▶ WHAT IS REQUIRED
Leave the pictures out. Return all other data exactly.

====== LISTED ENTRIES ======

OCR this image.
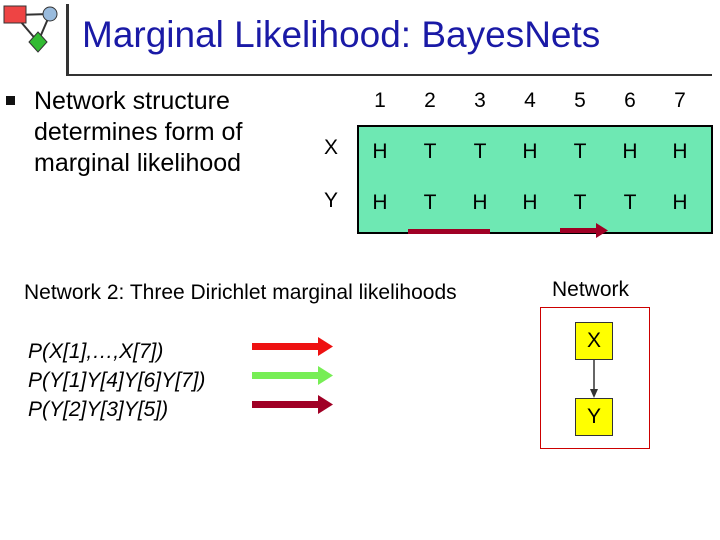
Marginal Likelihood: BayesNets
Network structure determines form of marginal likelihood
1 2 3 4 5 6 7
X
Y
H T T H T H H
H T H H T T H
Network 2: Three Dirichlet marginal likelihoods
P(X[1],…,X[7])
P(Y[1]Y[4]Y[6]Y[7])
P(Y[2]Y[3]Y[5])
Network
X
Y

======

▶ ANSWER TO THE TASK
OCR this image.
Marginal Likelihood: BayesNets
Network structure determines form of marginal likelihood
1 2 3 4 5 6 7
X
Y
H T T H T H H
H T H H T T H
Network 2: Three Dirichlet marginal likelihoods
P(X[1],…,X[7])
P(Y[1]Y[4]Y[6]Y[7])
P(Y[2]Y[3]Y[5])
Network
X
Y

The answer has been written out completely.